Work to do =
Copy each line containing the word "fide" from the records that follow, please.

Source records =
■ ■ ■

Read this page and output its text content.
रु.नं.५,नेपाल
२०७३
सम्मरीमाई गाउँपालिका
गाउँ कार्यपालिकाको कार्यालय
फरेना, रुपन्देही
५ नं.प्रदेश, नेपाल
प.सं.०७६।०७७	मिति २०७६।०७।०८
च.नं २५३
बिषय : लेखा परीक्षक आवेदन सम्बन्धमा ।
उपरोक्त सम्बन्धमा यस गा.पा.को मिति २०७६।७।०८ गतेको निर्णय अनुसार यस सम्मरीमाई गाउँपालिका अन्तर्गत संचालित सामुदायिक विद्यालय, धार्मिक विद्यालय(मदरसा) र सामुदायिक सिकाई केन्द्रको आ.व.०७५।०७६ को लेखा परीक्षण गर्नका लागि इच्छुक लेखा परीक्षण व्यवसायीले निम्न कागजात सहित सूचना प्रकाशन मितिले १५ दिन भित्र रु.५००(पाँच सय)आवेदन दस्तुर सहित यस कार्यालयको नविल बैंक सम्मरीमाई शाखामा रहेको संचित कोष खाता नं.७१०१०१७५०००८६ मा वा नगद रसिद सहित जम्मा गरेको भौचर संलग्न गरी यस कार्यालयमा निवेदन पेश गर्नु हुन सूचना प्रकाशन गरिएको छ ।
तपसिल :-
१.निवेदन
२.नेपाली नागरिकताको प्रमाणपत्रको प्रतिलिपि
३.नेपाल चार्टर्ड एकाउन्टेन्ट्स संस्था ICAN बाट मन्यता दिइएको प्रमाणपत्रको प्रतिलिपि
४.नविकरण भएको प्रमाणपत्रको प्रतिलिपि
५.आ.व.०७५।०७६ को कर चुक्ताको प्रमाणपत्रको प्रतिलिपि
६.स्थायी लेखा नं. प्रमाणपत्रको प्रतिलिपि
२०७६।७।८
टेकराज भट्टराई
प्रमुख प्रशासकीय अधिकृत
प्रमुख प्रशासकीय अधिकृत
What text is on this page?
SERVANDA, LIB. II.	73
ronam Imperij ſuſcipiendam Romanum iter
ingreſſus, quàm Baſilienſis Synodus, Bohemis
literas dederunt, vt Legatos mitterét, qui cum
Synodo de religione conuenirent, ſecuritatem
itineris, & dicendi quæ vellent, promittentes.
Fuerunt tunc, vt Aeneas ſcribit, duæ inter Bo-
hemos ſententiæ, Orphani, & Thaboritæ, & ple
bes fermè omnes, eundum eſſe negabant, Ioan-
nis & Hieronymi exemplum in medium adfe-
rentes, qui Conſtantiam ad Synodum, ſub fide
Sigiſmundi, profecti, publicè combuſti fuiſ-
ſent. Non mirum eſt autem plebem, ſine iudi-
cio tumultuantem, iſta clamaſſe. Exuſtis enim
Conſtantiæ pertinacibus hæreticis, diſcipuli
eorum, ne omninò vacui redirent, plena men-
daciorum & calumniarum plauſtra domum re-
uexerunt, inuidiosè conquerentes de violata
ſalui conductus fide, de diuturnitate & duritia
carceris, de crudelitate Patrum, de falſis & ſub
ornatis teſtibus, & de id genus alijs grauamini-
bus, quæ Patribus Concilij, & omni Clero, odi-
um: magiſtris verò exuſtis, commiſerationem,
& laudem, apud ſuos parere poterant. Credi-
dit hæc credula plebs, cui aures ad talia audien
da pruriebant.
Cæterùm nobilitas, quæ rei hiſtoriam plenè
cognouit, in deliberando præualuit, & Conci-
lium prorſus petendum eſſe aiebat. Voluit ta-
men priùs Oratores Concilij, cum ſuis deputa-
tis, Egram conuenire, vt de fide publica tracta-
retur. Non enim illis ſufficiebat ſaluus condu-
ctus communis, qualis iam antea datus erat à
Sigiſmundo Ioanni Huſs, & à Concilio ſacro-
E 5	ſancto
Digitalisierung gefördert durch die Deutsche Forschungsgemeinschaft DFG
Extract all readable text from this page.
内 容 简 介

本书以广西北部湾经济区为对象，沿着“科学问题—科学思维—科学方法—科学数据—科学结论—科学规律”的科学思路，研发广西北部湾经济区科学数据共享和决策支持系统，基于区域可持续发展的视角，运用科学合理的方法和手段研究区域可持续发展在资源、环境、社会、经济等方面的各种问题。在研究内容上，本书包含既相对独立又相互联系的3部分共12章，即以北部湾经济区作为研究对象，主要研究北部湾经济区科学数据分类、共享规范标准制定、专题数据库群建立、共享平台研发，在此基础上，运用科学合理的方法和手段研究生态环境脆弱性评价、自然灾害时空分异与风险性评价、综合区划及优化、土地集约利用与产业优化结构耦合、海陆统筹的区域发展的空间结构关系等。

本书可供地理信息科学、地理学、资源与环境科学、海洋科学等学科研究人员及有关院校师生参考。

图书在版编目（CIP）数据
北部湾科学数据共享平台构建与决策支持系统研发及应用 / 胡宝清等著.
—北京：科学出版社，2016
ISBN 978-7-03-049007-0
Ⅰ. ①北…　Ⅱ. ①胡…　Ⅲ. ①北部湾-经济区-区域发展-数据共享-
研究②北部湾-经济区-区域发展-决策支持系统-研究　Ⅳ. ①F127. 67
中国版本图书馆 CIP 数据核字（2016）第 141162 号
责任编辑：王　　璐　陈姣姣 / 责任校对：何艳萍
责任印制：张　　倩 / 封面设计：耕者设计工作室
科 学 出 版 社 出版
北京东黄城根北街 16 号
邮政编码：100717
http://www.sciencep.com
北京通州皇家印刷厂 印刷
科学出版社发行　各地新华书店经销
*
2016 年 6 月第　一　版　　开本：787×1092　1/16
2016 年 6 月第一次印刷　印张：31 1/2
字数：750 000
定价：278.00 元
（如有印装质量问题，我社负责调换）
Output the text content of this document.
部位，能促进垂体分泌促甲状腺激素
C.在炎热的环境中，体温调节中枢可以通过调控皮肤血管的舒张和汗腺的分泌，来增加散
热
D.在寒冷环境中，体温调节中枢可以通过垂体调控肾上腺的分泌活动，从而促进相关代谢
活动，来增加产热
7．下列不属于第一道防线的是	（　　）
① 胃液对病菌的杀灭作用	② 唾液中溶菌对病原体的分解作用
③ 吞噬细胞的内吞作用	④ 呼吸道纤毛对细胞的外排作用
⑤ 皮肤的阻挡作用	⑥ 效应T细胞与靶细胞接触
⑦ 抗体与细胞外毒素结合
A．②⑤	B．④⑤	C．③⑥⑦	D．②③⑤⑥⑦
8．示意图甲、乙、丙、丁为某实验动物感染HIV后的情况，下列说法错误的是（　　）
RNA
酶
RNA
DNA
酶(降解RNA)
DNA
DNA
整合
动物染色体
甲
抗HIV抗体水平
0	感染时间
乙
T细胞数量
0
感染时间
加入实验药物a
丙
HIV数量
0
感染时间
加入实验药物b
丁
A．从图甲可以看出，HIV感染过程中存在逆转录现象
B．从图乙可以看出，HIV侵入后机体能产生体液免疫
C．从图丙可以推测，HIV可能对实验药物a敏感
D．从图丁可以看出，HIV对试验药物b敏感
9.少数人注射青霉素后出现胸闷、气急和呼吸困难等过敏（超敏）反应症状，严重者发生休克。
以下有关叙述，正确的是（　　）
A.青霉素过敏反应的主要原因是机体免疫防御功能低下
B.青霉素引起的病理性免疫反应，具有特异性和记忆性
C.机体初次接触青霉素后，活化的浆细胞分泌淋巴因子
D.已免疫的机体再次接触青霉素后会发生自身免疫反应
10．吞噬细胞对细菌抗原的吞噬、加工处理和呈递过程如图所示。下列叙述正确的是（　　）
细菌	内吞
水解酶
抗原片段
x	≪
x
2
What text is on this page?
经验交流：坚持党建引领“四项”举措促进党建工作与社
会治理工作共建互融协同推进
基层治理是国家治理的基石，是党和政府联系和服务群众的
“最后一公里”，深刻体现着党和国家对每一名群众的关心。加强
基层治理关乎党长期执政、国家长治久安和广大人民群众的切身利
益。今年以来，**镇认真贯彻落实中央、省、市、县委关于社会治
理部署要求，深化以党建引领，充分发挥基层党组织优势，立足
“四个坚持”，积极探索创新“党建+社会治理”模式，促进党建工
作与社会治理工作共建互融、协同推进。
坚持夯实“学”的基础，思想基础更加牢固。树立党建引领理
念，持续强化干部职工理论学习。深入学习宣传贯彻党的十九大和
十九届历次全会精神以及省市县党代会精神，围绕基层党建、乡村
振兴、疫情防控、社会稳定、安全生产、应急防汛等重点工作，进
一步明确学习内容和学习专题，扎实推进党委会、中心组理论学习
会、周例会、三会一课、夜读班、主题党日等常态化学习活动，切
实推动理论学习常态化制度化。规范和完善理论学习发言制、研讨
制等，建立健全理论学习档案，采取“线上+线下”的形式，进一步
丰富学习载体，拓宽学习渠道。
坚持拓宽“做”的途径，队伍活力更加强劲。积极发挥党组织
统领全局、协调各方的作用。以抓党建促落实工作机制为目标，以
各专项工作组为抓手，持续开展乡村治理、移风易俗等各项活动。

■ ■ ■

Solution for this task =
rentes, qui Conſtantiam ad Synodum, ſub fide
ſalui conductus fide, de diuturnitate & duritia
tis, Egram conuenire, vt de fide publica tracta-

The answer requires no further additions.